= Exercise instructions =
Copy out the lines of the data below from the one containing "Find all labels, buttons, inputs, and" through the one containing "X-axis label: Humidex", inclusive, reproducing each line word for word. Leave out the pictures.

= Exercise input =
┏━━

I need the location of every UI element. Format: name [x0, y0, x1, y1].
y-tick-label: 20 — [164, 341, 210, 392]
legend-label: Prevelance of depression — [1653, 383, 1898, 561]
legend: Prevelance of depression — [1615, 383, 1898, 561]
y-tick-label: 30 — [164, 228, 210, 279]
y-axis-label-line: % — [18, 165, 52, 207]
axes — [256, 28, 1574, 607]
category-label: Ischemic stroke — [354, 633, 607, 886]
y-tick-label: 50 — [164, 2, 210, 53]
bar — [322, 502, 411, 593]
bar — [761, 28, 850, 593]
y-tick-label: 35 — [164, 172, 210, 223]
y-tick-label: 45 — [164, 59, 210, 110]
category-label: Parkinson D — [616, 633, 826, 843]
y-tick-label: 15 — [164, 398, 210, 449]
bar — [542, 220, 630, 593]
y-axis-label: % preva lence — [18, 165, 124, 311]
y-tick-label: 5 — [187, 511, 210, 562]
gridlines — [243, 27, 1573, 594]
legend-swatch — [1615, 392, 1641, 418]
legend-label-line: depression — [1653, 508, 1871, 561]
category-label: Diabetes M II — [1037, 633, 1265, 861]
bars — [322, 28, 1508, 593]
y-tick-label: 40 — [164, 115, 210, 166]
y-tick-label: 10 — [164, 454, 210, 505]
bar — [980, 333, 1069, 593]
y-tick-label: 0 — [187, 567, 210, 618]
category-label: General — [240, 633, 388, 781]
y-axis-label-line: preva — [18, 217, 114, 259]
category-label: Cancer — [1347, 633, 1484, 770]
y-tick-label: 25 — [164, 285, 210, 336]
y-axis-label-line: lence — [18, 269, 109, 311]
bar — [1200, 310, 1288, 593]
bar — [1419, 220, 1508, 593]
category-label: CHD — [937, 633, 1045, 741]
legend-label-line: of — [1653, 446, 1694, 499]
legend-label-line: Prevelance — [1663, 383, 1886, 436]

┗━━
┏━━

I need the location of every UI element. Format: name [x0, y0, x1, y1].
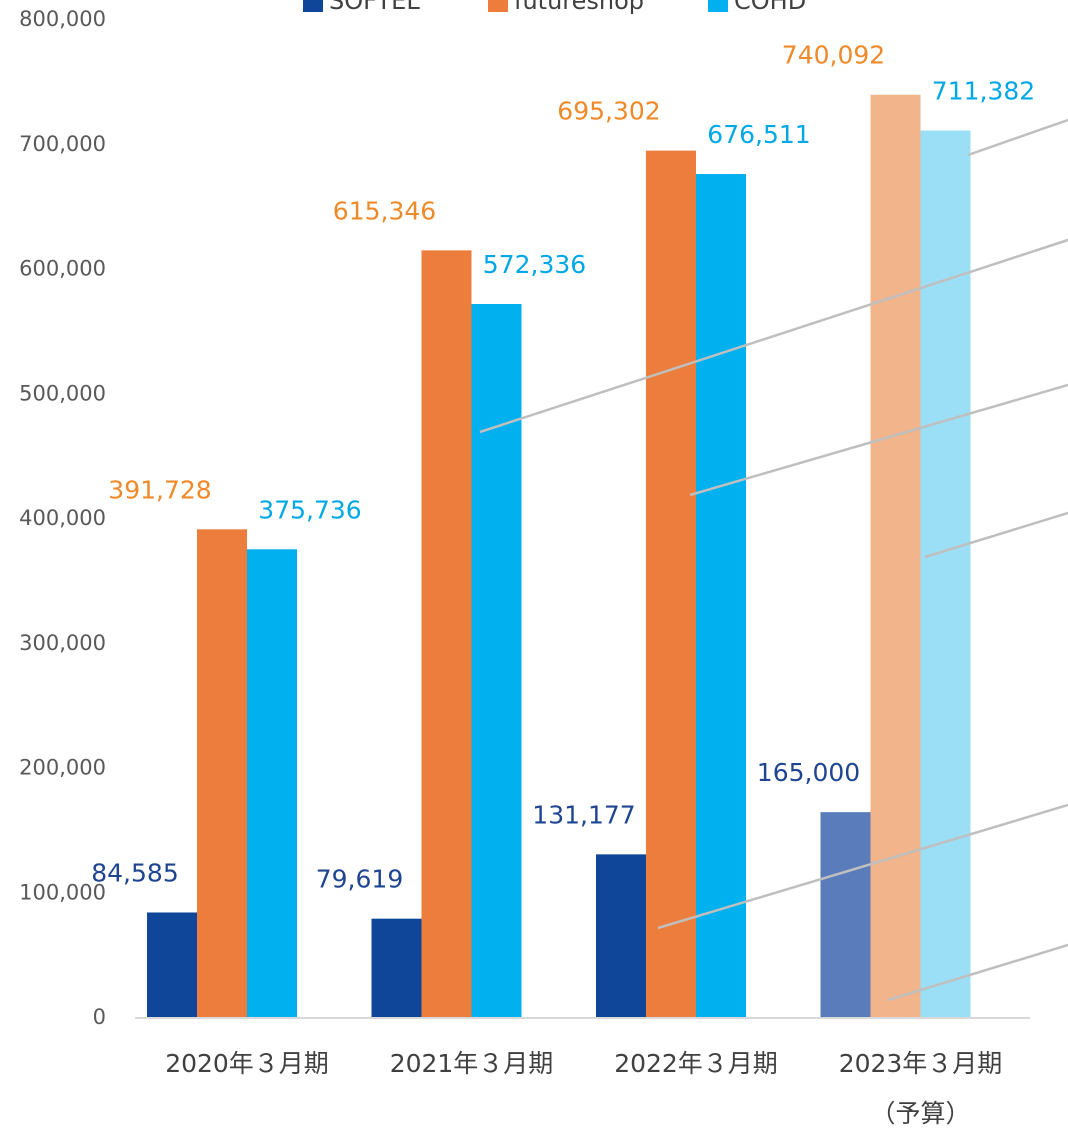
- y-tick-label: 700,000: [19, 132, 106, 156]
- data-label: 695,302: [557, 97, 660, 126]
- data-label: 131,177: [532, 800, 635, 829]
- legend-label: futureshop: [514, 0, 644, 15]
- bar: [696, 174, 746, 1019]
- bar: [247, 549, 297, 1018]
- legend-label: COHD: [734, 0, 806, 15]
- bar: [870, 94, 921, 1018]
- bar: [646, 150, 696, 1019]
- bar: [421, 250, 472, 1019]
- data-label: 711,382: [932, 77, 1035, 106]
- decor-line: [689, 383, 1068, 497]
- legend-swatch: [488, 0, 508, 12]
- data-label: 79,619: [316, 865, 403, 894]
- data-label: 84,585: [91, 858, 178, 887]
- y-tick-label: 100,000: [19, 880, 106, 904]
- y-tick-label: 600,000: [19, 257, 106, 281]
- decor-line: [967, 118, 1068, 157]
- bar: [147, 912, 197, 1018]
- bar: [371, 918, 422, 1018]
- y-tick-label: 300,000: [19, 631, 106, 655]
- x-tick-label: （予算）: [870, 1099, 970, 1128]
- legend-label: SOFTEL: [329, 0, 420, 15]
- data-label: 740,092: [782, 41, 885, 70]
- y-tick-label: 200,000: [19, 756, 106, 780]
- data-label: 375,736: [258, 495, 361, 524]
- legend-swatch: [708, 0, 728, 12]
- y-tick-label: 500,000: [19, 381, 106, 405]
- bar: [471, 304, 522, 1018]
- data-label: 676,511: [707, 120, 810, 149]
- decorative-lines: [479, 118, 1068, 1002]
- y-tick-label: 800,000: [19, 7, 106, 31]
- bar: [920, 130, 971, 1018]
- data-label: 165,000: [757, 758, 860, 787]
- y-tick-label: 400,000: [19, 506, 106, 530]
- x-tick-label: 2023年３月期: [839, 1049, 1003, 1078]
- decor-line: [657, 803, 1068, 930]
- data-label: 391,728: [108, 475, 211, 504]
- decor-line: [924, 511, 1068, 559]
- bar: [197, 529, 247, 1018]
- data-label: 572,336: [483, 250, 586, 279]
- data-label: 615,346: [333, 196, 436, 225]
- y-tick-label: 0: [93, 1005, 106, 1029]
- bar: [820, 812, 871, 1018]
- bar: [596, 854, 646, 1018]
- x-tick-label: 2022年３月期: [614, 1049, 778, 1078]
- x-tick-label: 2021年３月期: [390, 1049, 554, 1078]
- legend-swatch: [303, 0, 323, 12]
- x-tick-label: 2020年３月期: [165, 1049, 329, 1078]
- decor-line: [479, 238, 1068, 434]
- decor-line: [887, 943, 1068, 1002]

┗━━
┏━━

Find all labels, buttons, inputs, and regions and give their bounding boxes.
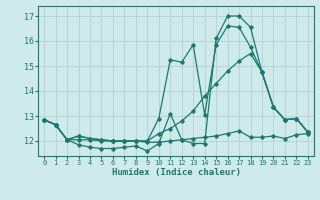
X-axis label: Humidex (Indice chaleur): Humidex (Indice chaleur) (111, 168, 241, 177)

┗━━

= Solution to this problem =
Find all labels, buttons, inputs, and regions and give their bounding boxes.
X-axis label: Humidex (Indice chaleur): Humidex (Indice chaleur) (111, 168, 241, 177)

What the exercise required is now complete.